TASK STATEMENT:
Return, unchanged, the lines below that start at the one containing "124, 578, 132]" and run through the one containing "473, 389, 487]", including both.

* START *

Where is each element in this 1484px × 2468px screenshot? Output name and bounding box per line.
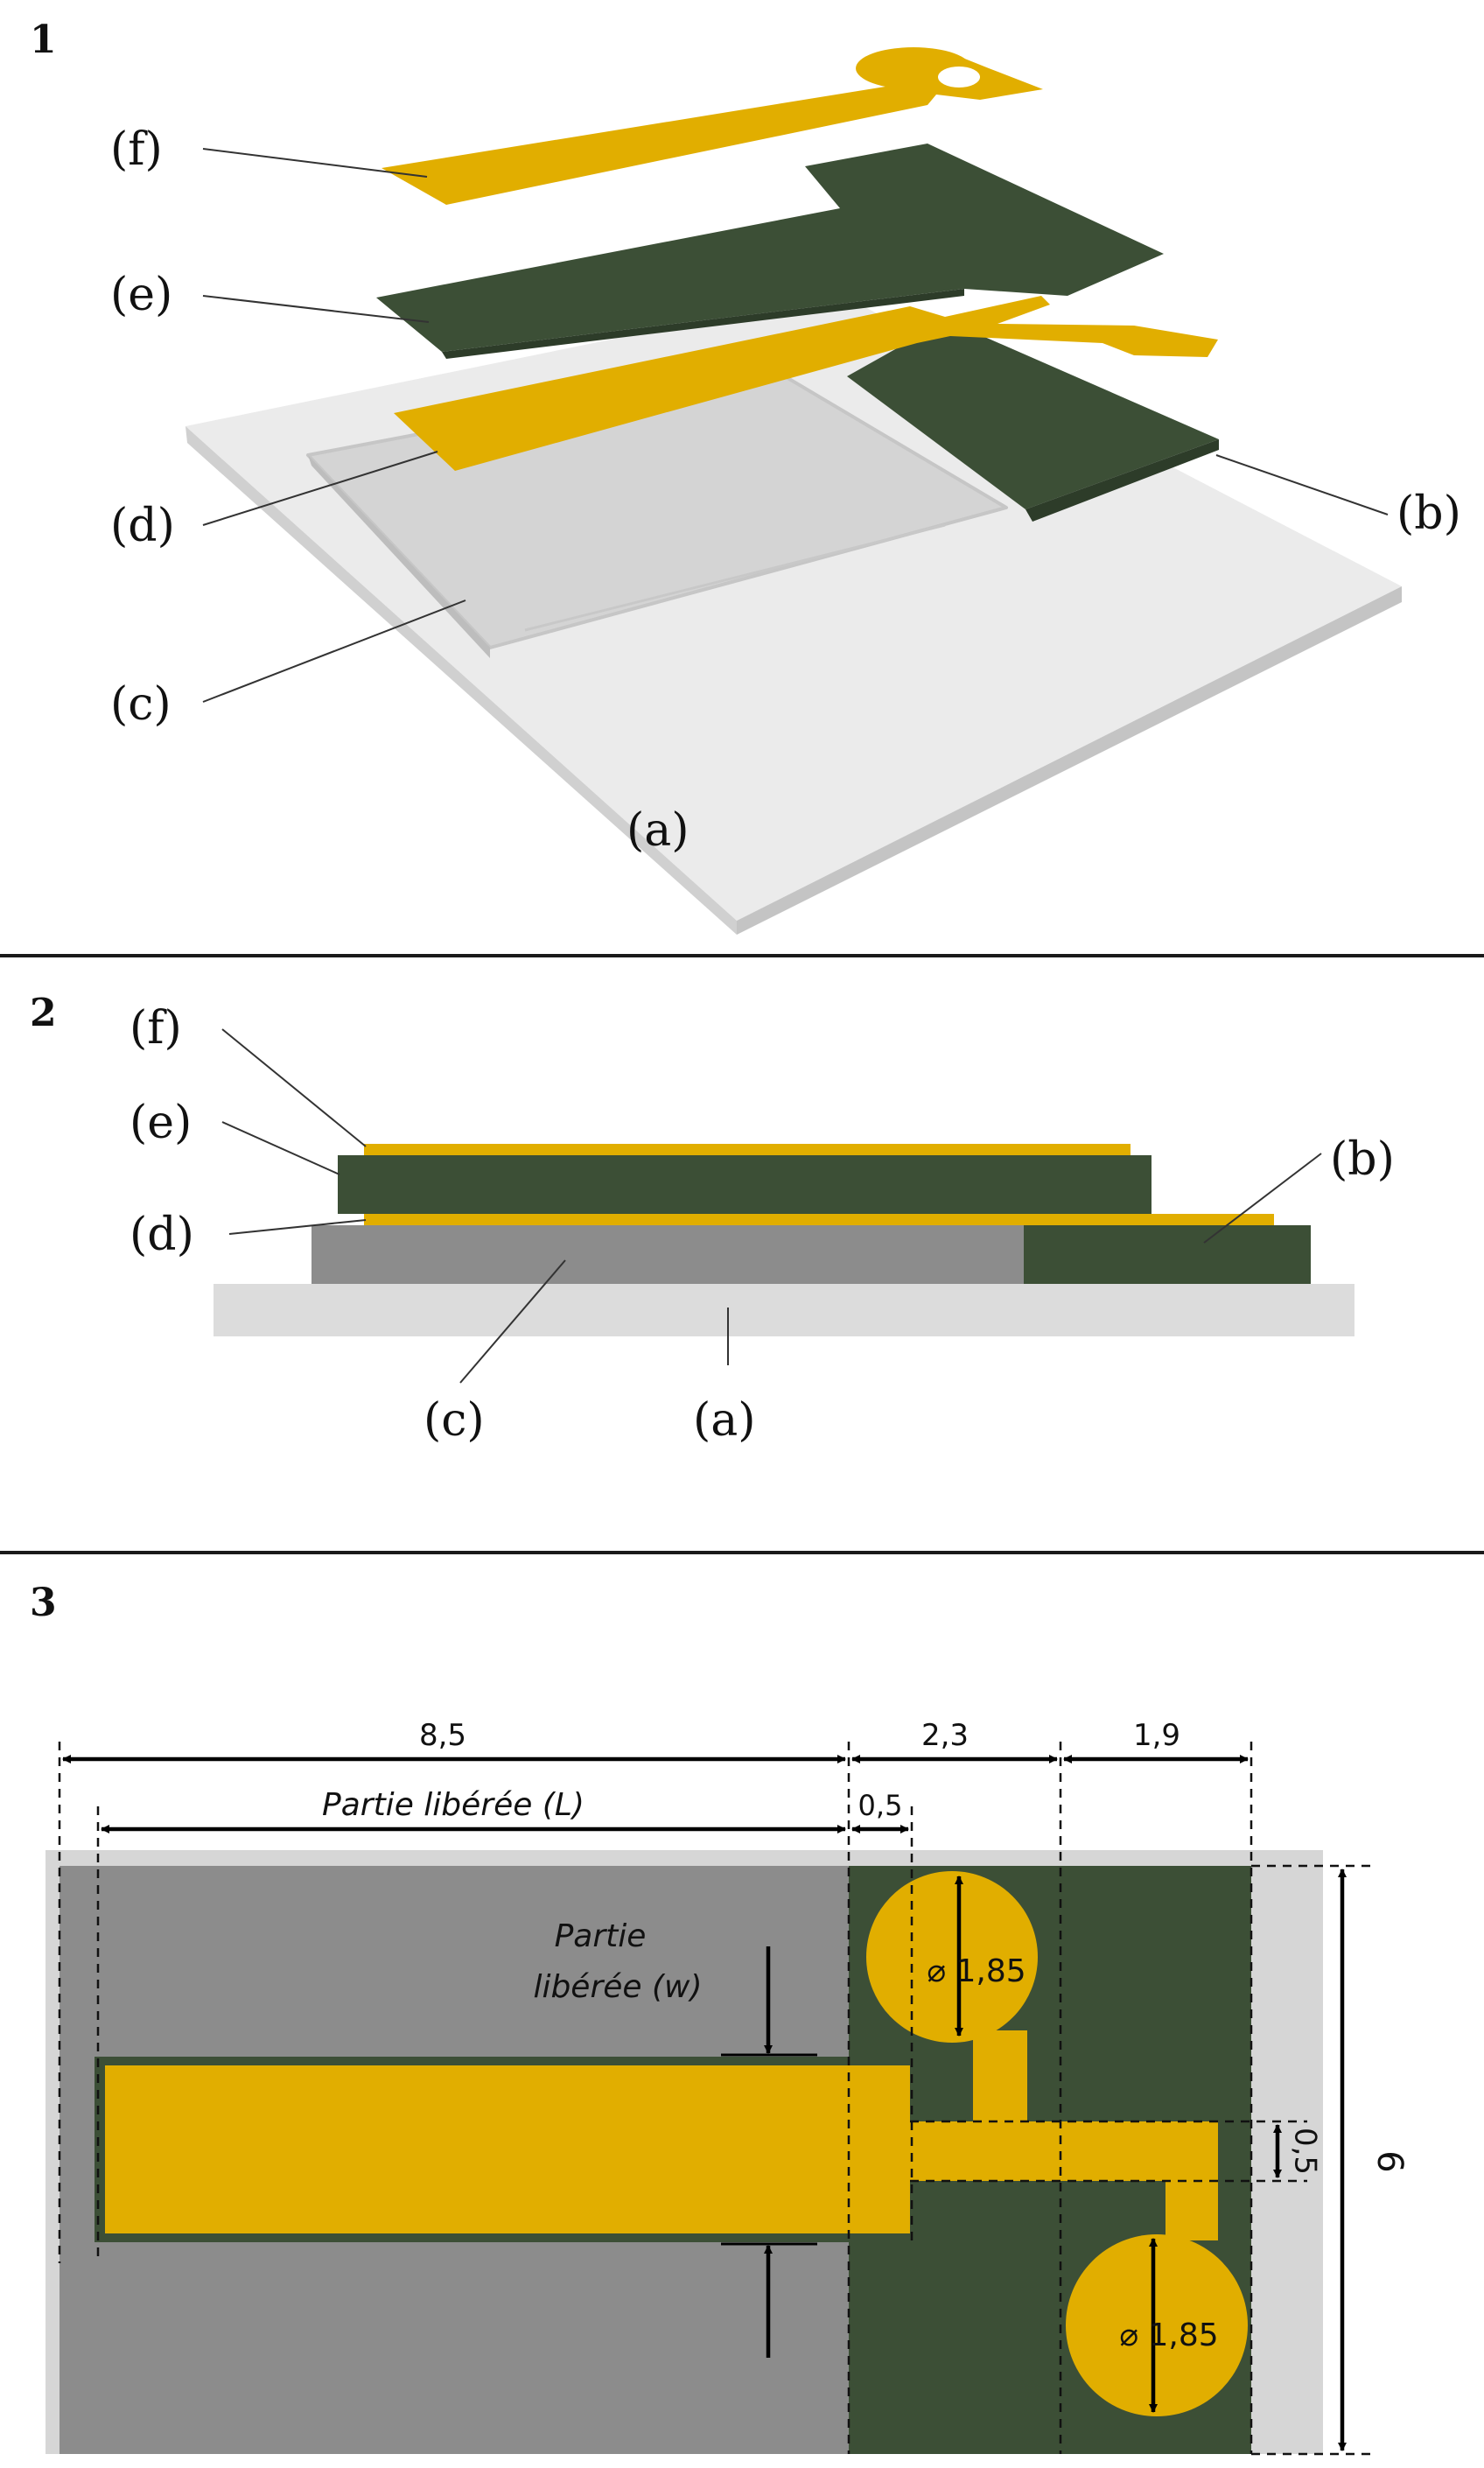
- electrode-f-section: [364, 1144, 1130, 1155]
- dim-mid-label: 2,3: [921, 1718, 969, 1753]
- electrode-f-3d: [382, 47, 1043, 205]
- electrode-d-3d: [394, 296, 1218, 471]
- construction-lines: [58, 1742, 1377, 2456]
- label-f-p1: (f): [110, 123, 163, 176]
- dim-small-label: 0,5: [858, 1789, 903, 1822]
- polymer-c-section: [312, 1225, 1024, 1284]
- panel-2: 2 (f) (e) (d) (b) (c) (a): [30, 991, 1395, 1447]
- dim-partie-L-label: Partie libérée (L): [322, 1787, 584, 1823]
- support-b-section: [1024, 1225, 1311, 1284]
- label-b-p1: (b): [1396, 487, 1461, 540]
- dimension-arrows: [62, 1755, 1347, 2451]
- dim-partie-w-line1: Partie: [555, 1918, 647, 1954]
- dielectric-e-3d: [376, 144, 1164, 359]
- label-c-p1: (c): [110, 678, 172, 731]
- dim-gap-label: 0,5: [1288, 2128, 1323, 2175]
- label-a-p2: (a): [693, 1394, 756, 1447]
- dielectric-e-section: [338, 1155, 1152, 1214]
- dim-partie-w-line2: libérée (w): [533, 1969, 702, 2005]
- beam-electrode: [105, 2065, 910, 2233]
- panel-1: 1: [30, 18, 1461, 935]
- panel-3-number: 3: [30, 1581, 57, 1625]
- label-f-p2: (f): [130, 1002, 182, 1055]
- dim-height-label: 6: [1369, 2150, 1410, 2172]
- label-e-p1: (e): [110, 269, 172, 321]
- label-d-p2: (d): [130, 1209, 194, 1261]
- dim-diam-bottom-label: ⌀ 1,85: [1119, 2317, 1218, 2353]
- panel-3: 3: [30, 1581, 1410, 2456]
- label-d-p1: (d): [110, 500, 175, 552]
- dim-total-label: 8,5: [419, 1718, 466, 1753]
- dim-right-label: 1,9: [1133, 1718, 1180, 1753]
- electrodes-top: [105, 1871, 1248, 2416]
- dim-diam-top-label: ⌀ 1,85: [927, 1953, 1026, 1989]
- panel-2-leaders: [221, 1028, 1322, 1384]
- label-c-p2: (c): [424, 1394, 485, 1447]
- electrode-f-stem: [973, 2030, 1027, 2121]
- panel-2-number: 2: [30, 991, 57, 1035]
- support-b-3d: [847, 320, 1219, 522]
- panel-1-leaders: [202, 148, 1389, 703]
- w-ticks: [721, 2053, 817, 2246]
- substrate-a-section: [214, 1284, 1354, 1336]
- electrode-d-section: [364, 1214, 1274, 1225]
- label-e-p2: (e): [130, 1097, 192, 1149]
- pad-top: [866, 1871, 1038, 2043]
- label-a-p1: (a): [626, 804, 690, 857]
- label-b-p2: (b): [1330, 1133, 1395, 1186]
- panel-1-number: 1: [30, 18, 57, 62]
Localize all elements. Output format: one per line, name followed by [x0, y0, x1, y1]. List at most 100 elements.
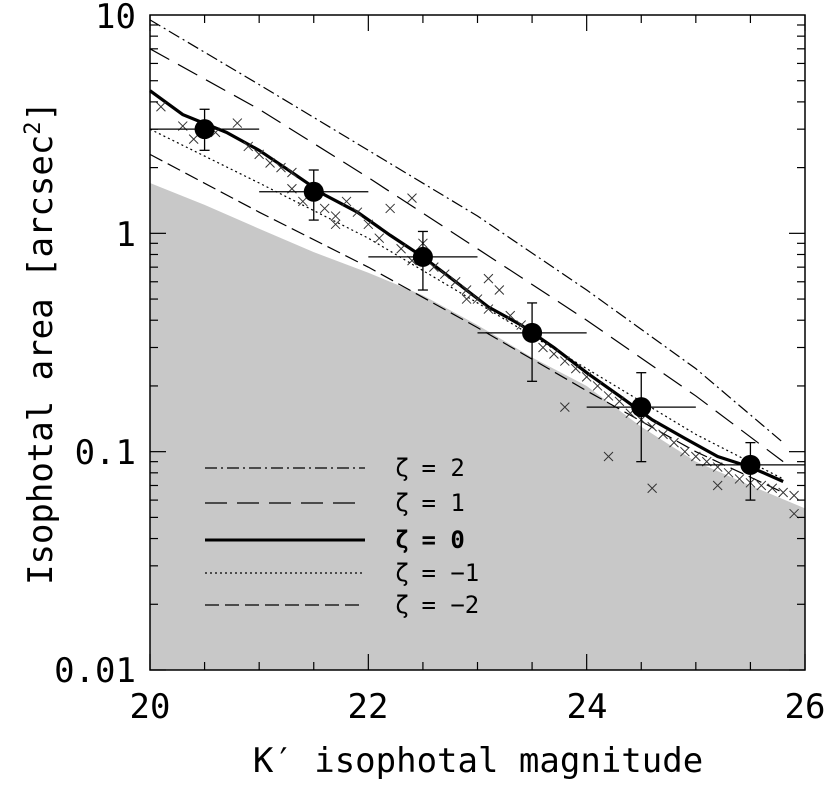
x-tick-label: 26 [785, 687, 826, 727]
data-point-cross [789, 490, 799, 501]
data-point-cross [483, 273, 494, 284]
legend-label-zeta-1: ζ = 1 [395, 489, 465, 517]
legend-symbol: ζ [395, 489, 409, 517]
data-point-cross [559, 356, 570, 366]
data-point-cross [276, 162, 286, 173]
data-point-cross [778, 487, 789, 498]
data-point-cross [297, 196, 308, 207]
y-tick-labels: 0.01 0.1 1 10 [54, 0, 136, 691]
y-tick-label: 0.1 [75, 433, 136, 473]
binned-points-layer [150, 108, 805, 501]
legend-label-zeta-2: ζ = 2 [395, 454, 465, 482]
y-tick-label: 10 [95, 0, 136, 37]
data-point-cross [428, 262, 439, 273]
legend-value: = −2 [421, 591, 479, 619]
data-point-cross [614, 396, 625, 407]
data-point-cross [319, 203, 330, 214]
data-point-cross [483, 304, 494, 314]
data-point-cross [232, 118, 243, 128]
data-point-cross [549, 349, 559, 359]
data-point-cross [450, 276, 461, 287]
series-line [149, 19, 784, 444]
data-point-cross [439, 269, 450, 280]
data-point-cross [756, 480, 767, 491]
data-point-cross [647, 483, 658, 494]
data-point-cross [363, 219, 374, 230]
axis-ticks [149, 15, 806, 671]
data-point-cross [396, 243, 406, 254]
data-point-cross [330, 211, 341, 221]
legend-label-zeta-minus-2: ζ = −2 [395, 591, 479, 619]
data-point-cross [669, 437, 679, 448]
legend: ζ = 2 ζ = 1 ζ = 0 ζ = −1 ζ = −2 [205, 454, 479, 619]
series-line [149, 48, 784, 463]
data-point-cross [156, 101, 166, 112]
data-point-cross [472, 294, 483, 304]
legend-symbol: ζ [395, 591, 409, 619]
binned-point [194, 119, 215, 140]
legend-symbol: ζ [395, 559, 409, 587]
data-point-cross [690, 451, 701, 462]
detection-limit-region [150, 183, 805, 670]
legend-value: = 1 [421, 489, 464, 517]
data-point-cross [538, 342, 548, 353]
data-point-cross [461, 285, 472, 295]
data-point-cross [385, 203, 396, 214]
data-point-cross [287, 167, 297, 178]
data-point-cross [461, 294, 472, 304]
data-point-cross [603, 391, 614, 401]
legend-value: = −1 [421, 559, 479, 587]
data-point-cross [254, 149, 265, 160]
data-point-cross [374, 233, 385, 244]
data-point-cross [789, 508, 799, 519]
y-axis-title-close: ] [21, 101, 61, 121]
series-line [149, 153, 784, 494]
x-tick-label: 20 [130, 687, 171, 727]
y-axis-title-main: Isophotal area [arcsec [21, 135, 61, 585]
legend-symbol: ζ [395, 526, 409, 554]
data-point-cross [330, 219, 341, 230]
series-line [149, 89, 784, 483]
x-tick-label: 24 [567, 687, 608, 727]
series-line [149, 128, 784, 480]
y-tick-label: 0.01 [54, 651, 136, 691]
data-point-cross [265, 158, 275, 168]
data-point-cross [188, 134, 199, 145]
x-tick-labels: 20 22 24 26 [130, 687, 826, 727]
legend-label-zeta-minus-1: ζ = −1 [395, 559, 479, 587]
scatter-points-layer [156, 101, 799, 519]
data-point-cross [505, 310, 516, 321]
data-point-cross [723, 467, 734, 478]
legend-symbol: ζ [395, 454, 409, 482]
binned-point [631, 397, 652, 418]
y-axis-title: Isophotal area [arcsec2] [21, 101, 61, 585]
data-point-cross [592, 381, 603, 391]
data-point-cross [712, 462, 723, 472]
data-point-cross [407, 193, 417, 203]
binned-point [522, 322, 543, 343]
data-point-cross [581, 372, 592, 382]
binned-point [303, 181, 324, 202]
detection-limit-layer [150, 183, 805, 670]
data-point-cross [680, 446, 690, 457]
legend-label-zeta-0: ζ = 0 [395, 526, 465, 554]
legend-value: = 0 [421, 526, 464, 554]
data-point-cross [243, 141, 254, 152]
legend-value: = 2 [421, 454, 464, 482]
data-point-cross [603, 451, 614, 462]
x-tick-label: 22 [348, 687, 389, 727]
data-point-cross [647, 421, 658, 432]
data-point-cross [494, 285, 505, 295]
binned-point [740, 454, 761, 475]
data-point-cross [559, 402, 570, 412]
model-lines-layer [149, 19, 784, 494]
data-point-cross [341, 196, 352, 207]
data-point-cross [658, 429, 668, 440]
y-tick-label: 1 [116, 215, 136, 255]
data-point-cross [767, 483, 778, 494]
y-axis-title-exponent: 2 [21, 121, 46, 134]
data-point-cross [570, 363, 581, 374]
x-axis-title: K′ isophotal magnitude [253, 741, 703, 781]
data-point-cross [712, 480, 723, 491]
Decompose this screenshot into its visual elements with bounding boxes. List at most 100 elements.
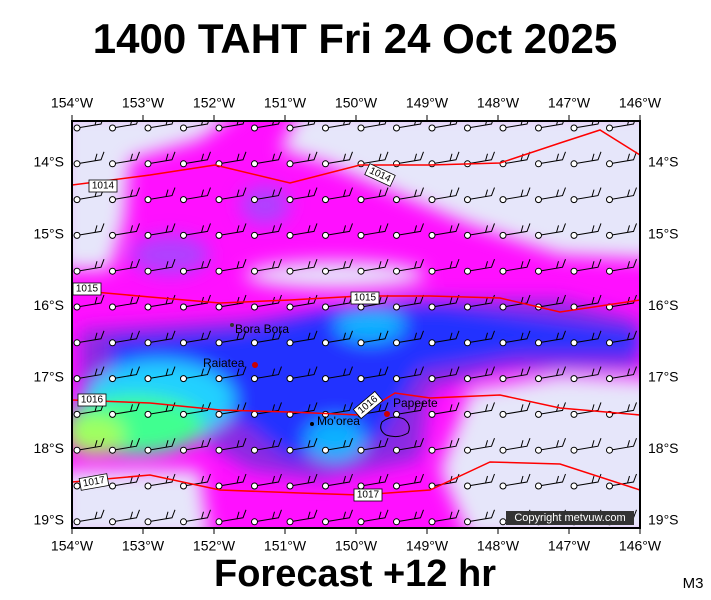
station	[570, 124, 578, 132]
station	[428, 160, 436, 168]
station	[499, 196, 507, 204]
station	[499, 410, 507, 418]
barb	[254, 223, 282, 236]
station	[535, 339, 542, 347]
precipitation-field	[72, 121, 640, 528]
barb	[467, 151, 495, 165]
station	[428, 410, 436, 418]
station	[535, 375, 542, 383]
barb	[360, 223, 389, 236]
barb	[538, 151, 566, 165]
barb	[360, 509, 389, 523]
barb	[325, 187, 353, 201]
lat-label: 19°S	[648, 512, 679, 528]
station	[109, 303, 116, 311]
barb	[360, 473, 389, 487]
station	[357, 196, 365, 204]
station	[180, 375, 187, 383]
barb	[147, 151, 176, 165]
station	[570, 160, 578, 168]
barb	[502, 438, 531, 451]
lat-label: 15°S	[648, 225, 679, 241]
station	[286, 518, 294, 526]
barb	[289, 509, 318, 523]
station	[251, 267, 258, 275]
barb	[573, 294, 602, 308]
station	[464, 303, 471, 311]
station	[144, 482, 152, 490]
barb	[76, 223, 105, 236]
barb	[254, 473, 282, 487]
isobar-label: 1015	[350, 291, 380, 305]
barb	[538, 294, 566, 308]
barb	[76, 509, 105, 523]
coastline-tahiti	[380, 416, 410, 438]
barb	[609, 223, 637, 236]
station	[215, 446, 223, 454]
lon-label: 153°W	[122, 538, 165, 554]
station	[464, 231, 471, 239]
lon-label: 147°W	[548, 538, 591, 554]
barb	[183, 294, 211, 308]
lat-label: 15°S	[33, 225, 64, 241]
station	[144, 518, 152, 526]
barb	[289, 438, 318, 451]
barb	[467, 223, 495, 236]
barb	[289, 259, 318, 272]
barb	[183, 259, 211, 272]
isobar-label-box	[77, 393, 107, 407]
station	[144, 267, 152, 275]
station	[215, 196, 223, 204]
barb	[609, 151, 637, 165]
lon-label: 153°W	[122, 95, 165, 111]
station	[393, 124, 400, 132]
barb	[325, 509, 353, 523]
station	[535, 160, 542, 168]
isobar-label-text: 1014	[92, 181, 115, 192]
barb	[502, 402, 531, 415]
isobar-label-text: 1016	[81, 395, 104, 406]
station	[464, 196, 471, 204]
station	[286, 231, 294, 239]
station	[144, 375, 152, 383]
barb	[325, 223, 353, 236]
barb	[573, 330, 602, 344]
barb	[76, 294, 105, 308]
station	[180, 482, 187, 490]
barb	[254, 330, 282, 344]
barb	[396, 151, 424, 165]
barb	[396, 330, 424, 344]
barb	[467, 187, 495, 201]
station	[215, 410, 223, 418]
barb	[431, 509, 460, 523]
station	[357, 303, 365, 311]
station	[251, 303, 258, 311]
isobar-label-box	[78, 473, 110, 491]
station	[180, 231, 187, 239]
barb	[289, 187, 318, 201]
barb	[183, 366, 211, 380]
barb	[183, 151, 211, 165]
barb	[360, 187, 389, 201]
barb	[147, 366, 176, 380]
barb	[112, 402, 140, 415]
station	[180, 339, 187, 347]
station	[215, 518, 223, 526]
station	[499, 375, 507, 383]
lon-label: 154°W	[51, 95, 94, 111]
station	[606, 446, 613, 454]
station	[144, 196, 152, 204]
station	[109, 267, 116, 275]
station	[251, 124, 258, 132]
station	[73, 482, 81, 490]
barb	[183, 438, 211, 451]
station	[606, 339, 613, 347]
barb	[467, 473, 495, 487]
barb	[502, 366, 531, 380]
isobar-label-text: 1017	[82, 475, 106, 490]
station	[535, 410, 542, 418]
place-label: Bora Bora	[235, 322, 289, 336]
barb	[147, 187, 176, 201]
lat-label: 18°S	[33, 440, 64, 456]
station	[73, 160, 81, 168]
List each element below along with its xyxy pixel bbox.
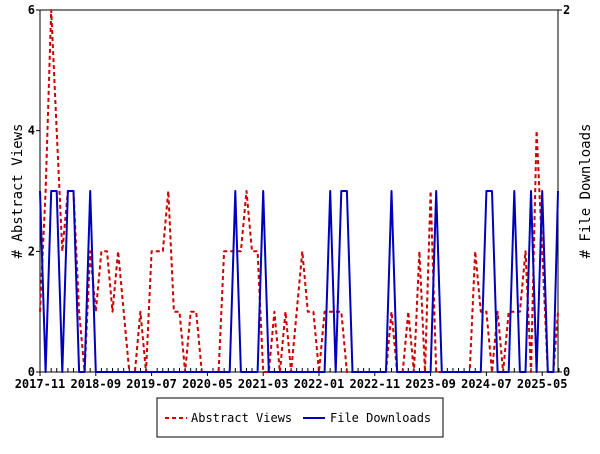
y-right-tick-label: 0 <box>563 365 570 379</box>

* END *

RESULT BELOW:
station	[570, 124, 578, 132]
station	[428, 160, 436, 168]
station	[499, 196, 507, 204]
station	[499, 410, 507, 418]
barb	[254, 223, 282, 236]
station	[535, 339, 542, 347]
precipitation-field	[72, 121, 640, 528]
barb	[467, 151, 495, 165]
station	[428, 410, 436, 418]
station	[535, 375, 542, 383]
barb	[360, 223, 389, 236]
barb	[538, 151, 566, 165]
barb	[360, 509, 389, 523]
barb	[325, 187, 353, 201]
lat-label: 19°S	[648, 512, 679, 528]
station	[109, 303, 116, 311]
barb	[360, 473, 389, 487]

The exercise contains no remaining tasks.